-- Exercise directions --
Locate all lines in the data below that hold "пользования" and show them.

-- Listed records --
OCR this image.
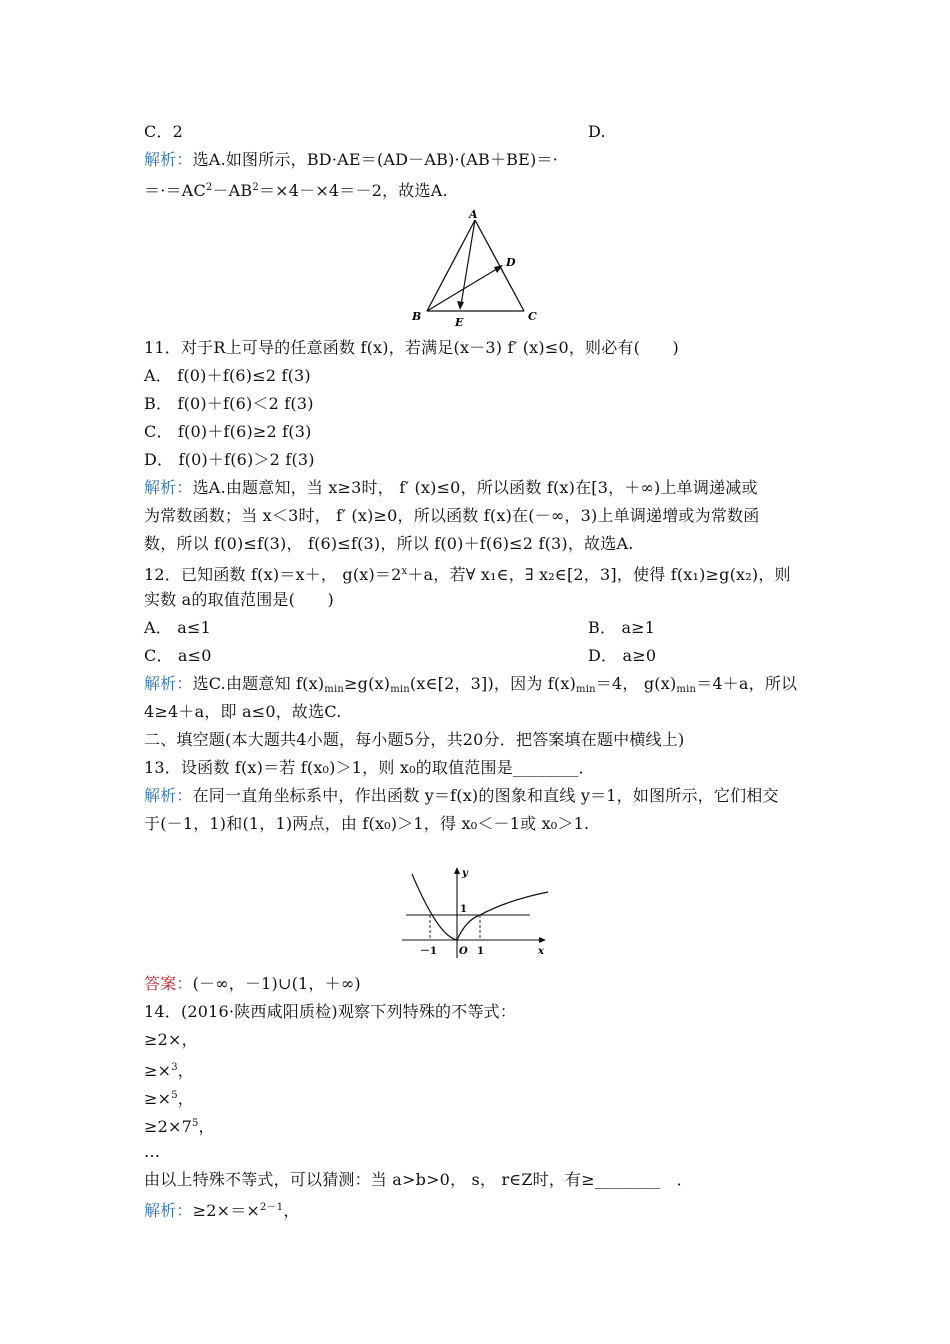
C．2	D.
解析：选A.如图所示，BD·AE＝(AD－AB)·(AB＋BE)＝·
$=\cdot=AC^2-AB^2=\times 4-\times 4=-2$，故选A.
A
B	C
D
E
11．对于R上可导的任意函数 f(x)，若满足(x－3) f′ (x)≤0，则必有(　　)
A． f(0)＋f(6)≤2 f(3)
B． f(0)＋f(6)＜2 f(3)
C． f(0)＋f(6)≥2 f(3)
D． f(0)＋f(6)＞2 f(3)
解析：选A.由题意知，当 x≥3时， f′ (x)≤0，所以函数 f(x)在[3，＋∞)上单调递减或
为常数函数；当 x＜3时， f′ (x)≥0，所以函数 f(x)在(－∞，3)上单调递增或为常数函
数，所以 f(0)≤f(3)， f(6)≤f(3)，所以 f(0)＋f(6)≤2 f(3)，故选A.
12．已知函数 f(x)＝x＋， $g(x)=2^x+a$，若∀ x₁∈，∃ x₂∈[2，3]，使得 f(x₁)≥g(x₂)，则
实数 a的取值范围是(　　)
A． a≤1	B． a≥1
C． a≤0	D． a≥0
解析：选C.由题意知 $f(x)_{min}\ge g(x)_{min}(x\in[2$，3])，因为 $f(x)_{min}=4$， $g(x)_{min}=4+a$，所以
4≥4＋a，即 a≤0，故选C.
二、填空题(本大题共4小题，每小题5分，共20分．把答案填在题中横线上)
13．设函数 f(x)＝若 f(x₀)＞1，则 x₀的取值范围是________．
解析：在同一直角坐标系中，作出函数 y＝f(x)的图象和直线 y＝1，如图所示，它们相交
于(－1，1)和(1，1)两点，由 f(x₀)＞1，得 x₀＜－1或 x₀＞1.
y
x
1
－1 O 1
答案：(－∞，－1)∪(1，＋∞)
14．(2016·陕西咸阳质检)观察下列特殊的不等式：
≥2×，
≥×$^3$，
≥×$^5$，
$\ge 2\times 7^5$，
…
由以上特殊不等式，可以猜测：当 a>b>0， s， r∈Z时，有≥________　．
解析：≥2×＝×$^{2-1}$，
--
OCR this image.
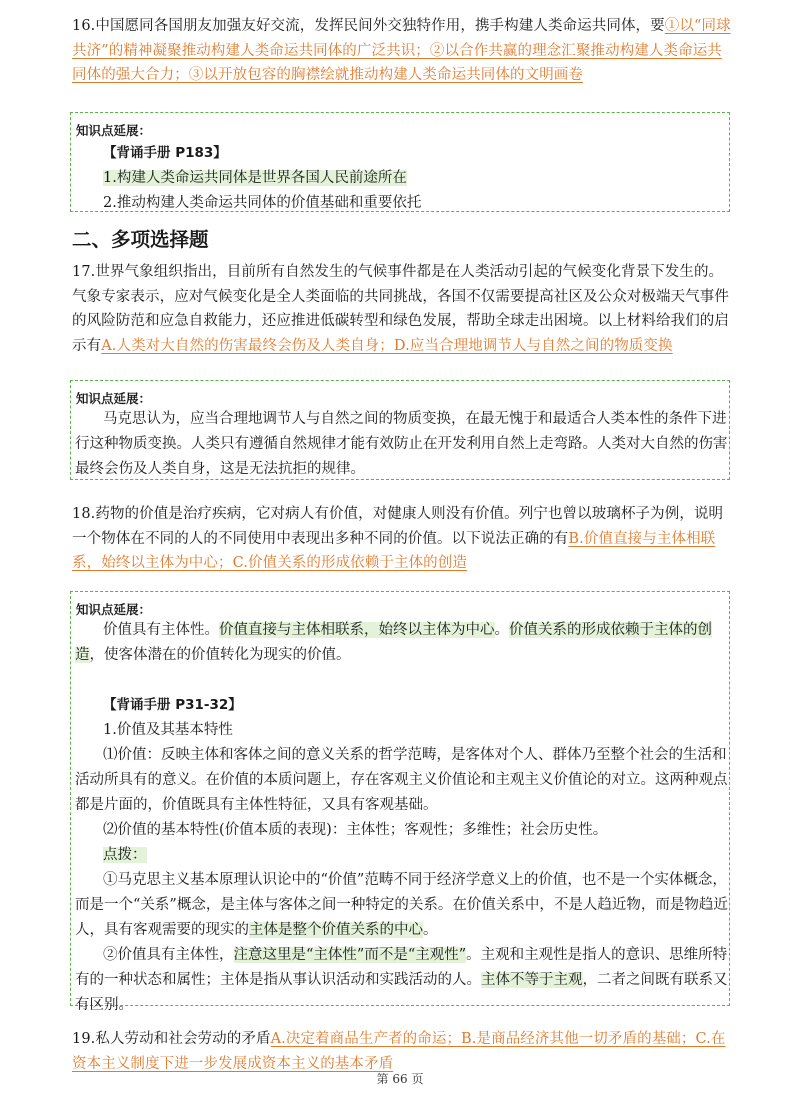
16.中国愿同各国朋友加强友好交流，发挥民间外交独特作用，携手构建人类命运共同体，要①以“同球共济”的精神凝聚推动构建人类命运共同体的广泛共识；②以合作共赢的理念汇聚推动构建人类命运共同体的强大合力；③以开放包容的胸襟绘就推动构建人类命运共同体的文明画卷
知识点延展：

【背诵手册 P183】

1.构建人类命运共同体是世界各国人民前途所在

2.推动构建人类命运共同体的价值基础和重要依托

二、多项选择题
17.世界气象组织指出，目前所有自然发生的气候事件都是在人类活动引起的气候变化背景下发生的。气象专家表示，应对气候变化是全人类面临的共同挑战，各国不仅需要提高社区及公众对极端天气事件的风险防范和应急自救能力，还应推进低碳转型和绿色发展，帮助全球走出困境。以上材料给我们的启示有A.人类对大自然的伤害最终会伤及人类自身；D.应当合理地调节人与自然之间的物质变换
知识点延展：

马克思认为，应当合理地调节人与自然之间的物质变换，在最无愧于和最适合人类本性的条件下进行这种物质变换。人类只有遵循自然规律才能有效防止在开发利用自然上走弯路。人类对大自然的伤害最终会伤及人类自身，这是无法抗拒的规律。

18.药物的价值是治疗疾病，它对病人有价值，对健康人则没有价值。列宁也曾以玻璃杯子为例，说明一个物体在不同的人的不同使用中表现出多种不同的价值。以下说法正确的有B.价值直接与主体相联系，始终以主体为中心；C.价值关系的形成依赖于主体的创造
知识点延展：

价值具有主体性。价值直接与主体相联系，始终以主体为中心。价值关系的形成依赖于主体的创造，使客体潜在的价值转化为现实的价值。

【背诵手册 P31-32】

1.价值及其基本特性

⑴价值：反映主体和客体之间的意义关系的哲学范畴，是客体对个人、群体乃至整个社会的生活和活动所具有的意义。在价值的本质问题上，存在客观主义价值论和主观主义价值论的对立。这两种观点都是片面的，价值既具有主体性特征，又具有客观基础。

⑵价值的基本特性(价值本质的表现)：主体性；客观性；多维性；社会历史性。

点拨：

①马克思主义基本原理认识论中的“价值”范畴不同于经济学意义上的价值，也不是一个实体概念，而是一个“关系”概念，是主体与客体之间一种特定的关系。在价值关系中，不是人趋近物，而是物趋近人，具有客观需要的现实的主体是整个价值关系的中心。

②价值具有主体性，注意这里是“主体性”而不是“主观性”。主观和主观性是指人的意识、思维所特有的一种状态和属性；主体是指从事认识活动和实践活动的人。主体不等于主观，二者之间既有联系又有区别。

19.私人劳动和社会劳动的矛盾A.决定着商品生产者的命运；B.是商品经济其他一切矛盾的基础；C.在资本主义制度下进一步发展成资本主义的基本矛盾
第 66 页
...
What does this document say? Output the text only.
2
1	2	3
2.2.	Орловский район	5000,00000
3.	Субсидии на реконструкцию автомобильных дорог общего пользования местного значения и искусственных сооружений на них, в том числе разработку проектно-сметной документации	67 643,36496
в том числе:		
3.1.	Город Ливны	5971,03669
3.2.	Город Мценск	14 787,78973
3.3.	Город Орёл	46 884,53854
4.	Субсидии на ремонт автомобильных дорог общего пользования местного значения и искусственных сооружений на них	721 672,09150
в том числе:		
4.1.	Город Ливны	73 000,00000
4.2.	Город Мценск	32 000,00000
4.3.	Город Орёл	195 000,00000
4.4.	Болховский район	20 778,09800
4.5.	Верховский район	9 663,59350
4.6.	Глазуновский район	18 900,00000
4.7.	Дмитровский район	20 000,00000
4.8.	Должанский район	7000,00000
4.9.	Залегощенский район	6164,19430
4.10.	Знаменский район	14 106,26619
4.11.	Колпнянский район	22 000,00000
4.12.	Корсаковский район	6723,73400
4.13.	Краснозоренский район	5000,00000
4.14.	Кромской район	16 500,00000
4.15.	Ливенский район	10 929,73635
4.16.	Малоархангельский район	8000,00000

-- Solved exercise --
3.	Субсидии на реконструкцию автомобильных дорог общего пользования местного значения и искусственных сооружений на них, в том числе разработку проектно-сметной документации	67 643,36496
4.	Субсидии на ремонт автомобильных дорог общего пользования местного значения и искусственных сооружений на них	721 672,09150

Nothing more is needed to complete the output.